• **PASSAGE TO READ**
───
Historical population
| Census | Pop. | Note | %± |
| 1970 | 11,137 |  | — |
| 1980 | 12,289 |  | 10.3% |
| 1990 | 12,081 |  | −1.7% |
| 2000 | 11,157 |  | −7.6% |
| 2010 | 11,849 |  | 6.2% |
| 2020 | 12,203 |  | 3.0% |
U.S. Decennial Census 1950 1960 1970 1980 1990 2000 2010

===Racial and ethnic composition===

Lakeside CDP, Virginia – Racial and ethnic composition Note: the US Census treats Hispanic/Latino as an ethnic category. This table excludes Latinos from the racial categories and assigns them to a separate category. Hispanics/Latinos may be of any race.
───
• **INFORMATION SHOWN**
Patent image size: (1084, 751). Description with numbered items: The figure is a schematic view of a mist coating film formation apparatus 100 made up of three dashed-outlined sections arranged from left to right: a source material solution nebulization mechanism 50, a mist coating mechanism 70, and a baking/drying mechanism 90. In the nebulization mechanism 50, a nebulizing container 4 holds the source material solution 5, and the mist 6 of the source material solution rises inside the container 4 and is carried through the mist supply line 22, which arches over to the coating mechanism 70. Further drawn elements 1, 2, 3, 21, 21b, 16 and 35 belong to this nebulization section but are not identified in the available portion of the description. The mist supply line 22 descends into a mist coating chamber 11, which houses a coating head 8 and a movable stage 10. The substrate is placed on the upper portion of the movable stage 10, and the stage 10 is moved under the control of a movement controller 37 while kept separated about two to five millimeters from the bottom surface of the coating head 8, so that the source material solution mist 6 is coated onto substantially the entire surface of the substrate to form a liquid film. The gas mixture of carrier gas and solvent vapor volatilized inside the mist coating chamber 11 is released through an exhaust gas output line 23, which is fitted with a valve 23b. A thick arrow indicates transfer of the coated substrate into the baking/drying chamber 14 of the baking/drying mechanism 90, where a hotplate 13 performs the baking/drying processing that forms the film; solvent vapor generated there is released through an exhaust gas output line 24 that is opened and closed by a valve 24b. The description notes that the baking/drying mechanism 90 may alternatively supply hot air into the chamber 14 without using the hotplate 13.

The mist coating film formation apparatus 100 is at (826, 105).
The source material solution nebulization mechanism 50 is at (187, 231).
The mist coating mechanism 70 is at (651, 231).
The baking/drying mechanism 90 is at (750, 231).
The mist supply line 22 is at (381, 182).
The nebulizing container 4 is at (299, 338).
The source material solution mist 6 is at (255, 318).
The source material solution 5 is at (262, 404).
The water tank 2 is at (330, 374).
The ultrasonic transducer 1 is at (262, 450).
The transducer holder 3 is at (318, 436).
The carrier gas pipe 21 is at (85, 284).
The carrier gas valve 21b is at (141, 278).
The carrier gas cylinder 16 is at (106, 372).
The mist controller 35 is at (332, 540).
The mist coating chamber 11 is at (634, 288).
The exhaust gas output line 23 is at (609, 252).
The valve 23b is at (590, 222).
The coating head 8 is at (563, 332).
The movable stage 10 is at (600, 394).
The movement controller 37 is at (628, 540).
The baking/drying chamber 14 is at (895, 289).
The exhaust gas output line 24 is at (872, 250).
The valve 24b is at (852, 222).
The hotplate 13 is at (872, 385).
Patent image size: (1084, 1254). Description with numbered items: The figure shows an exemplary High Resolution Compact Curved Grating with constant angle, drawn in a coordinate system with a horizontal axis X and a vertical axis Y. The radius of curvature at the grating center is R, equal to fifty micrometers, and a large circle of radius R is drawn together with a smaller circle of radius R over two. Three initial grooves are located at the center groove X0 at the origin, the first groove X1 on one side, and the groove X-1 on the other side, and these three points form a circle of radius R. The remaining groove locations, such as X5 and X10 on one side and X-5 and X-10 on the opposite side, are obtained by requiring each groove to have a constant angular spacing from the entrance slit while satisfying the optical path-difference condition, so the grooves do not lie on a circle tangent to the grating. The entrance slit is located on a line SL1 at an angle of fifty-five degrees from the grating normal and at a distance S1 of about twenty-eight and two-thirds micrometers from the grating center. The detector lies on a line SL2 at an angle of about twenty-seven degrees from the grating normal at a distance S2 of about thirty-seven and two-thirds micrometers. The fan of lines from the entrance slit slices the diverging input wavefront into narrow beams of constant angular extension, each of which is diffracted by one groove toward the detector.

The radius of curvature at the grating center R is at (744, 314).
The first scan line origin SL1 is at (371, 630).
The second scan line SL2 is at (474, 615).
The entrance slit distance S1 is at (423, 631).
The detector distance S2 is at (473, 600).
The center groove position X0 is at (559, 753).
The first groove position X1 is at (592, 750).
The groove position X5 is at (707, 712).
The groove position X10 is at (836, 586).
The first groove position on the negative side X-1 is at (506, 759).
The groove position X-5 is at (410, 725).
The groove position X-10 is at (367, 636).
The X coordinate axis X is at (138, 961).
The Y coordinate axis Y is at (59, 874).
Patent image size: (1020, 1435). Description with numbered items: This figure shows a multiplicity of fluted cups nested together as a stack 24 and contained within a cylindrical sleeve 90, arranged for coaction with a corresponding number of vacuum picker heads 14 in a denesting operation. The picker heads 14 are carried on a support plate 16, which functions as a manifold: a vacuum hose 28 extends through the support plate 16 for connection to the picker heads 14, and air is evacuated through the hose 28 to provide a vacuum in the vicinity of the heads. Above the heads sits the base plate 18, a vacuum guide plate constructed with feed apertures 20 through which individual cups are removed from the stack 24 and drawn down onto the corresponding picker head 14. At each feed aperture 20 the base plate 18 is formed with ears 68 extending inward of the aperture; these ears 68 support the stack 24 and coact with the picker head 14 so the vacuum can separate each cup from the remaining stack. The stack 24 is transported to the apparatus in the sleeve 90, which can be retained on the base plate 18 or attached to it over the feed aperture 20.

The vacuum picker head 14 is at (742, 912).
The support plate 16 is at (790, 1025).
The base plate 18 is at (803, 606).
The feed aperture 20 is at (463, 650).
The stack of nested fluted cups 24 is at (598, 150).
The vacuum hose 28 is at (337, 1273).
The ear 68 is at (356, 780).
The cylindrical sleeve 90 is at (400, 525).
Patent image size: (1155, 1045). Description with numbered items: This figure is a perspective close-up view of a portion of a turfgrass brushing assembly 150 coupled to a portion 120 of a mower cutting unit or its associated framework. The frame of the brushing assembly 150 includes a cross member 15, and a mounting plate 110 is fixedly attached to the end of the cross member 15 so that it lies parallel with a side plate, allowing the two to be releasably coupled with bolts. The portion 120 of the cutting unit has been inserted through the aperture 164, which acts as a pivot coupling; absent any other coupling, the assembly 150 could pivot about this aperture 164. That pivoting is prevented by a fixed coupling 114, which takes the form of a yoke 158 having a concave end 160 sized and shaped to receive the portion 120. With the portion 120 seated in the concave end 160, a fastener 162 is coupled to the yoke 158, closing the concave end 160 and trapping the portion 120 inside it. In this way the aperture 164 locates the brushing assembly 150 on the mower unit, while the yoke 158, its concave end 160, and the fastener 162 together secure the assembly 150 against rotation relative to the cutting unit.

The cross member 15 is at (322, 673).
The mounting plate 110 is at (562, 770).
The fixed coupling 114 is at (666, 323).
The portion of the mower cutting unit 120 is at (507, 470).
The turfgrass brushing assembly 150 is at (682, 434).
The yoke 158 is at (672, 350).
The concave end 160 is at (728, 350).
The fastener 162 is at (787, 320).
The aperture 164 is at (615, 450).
───
• **GOAL OF THE EXERCISE**
Extend the Lakeside census text, starting after its last sentence. The records have no connection to the text about Lakeside.

• **EXERCISE RESPONSE**
| Race / Ethnicity (NH = Non-Hispanic) | Pop 2000 | Pop 2010 | Pop 2020 | % 2000 | % 2010 | % 2020 |
|---|---|---|---|---|---|---|
| White alone (NH) | 9,493 | 8,403 | 7,909 | 85.09% | 70.92% | 64.81% |
| Black or African American alone (NH) | 962 | 1,937 | 1,941 | 8.62% | 16.35% | 15.91% |
| Native American or Alaska Native alone (NH) | 64 | 35 | 49 | 0.57% | 0.30% | 0.40% |
| Asian alone (NH) | 160 | 299 | 364 | 1.43% | 2.52% | 2.98% |
| Native Hawaiian or Pacific Islander alone (NH) | 8 | 2 | 5 | 0.07% | 0.02% | 0.04% |
| Other race alone (NH) | 15 | 34 | 47 | 0.13% | 0.29% | 0.39% |
| Mixed race or Multiracial (NH) | 182 | 237 | 577 | 1.63% | 2.00% | 4.73% |
| Hispanic or Latino (any race) | 273 | 902 | 1,311 | 2.45% | 7.61% | 10.74% |
| Total | 11,157 | 11,849 | 12,203 | 100.00% | 100.00% | 100.00% |

===2020 census===

As of the 2020 census, Lakeside had a population of 12,203. The median age was 38.2 years. 20.0% of residents were under the age of 18 and 15.9% of residents were 65 years of age or older. For every 100 females there were 91.4 males, and for every 100 females age 18 and over there were 86.2 males age 18 and over.

100.0% of residents lived in urban areas, while 0.0% lived in rural areas.

There were 5,440 households in Lakeside, of which 25.2% had children under the age of 18 living in them. Of all households, 32.8% were married-couple households, 21.5% were households with a male householder and no spouse or partner present, and 35.5% were households with a female householder and no spouse or partner present. About 35.6% of all households were made up of individuals and 13.3% had someone living alone who was 65 years of age or older.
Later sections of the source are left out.